↓↓↓
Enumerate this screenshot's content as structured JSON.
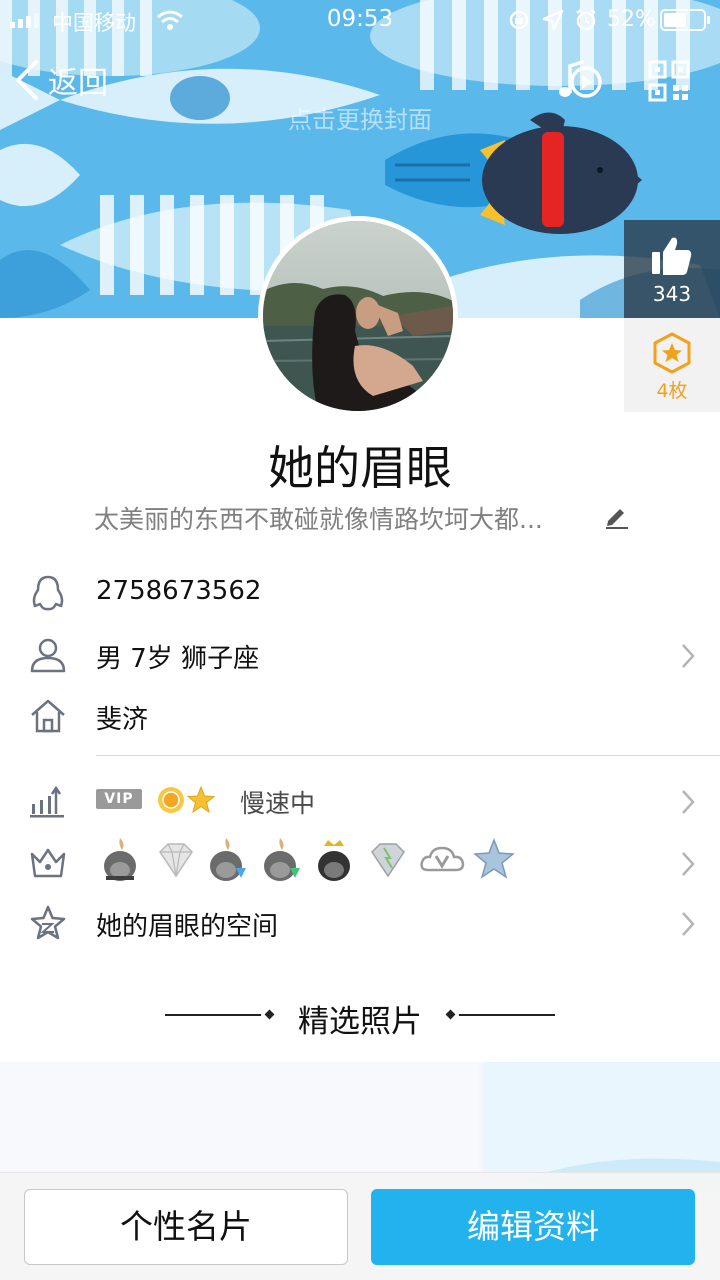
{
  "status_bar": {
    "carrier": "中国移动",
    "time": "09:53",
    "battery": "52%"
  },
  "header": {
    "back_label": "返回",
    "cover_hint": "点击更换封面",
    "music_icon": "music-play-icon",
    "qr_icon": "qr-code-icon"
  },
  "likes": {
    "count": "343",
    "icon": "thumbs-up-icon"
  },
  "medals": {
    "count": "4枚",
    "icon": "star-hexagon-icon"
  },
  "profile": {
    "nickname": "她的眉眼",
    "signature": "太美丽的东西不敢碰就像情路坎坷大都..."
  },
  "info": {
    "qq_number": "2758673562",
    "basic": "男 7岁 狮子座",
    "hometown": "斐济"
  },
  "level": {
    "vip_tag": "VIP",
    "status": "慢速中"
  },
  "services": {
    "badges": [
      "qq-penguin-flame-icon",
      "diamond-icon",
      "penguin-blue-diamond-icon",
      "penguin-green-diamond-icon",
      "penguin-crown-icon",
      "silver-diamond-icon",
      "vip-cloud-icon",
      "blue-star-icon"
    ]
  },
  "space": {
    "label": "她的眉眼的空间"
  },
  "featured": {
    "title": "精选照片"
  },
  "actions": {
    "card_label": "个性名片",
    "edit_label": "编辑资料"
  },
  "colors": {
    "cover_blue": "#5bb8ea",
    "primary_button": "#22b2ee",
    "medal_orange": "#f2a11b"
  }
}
↑↑↑
Your copy should match the entries exactly, minus the pictures.

Answer below.
Enumerate this screenshot's content as structured JSON.
{
  "status_bar": {
    "carrier": "中国移动",
    "time": "09:53",
    "battery": "52%"
  },
  "header": {
    "back_label": "返回",
    "cover_hint": "点击更换封面",
    "music_icon": "music-play-icon",
    "qr_icon": "qr-code-icon"
  },
  "likes": {
    "count": "343",
    "icon": "thumbs-up-icon"
  },
  "medals": {
    "count": "4枚",
    "icon": "star-hexagon-icon"
  },
  "profile": {
    "nickname": "她的眉眼",
    "signature": "太美丽的东西不敢碰就像情路坎坷大都..."
  },
  "info": {
    "qq_number": "2758673562",
    "basic": "男 7岁 狮子座",
    "hometown": "斐济"
  },
  "level": {
    "vip_tag": "VIP",
    "status": "慢速中"
  },
  "services": {
    "badges": [
      "qq-penguin-flame-icon",
      "diamond-icon",
      "penguin-blue-diamond-icon",
      "penguin-green-diamond-icon",
      "penguin-crown-icon",
      "silver-diamond-icon",
      "vip-cloud-icon",
      "blue-star-icon"
    ]
  },
  "space": {
    "label": "她的眉眼的空间"
  },
  "featured": {
    "title": "精选照片"
  },
  "actions": {
    "card_label": "个性名片",
    "edit_label": "编辑资料"
  },
  "colors": {
    "cover_blue": "#5bb8ea",
    "primary_button": "#22b2ee",
    "medal_orange": "#f2a11b"
  }
}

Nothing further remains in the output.